| SHORT TASK |
Return the listing below unchanged, minus its pictures.

| INPUT RECORDS |
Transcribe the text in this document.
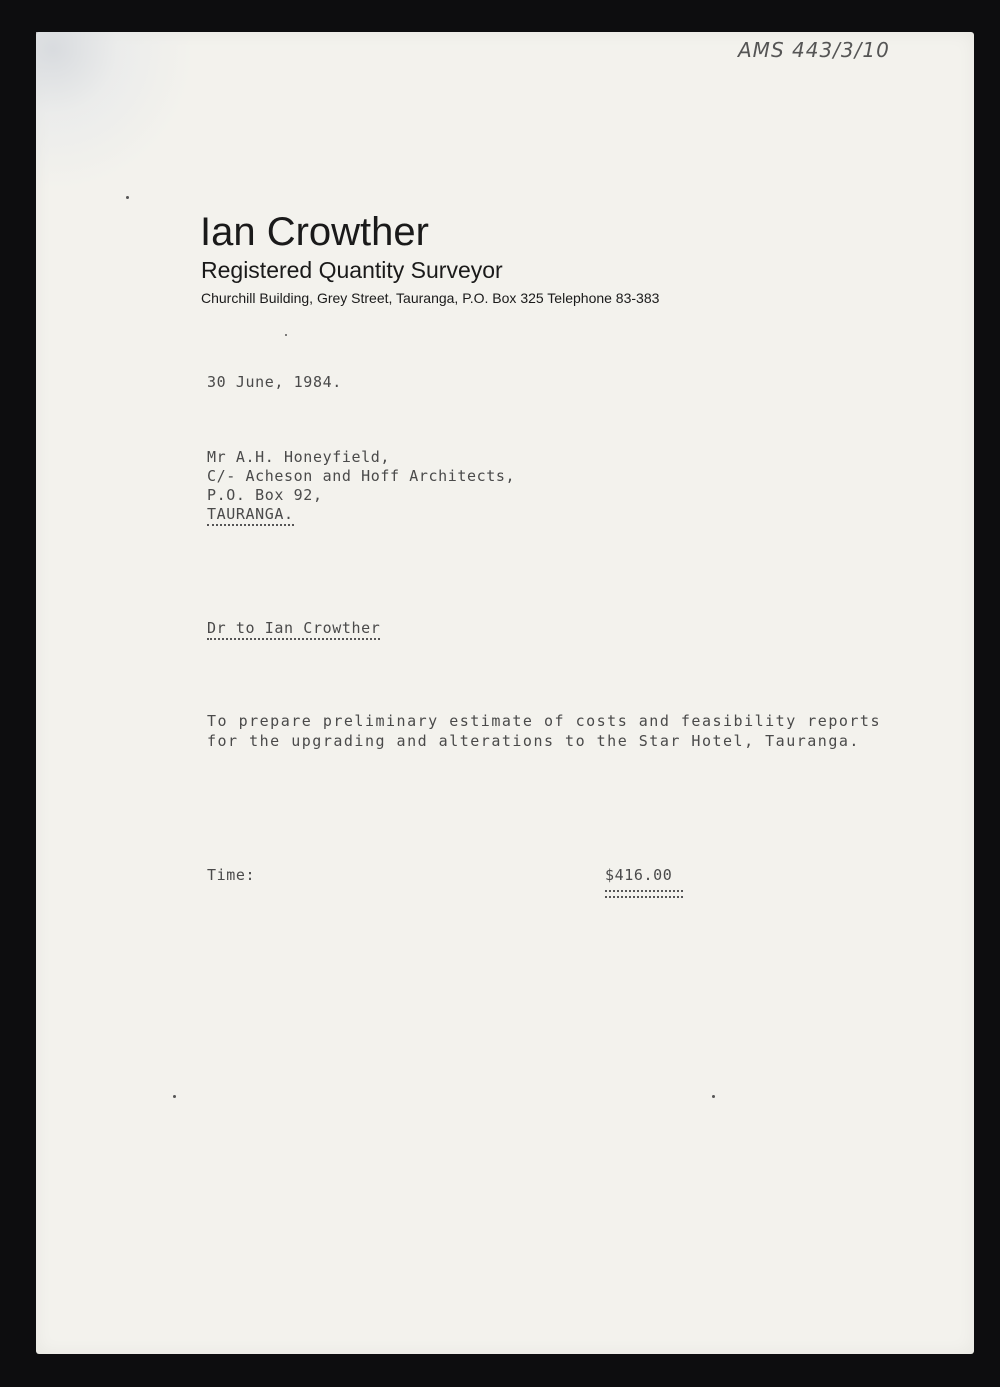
AMS 443/3/10
Ian Crowther
Registered Quantity Surveyor
Churchill Building, Grey Street, Tauranga, P.O. Box 325 Telephone 83-383
30 June, 1984.
Mr A.H. Honeyfield,
C/- Acheson and Hoff Architects,
P.O. Box 92,
TAURANGA.
Dr to Ian Crowther
To prepare preliminary estimate of costs and feasibility reports
for the upgrading and alterations to the Star Hotel, Tauranga.
Time:	$416.00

| SOLUTION TO THE EXERCISE |
Transcribe the text in this document.
AMS 443/3/10
Ian Crowther
Registered Quantity Surveyor
Churchill Building, Grey Street, Tauranga, P.O. Box 325 Telephone 83-383
30 June, 1984.
Mr A.H. Honeyfield,
C/- Acheson and Hoff Architects,
P.O. Box 92,
TAURANGA.
Dr to Ian Crowther
To prepare preliminary estimate of costs and feasibility reports
for the upgrading and alterations to the Star Hotel, Tauranga.
Time:	$416.00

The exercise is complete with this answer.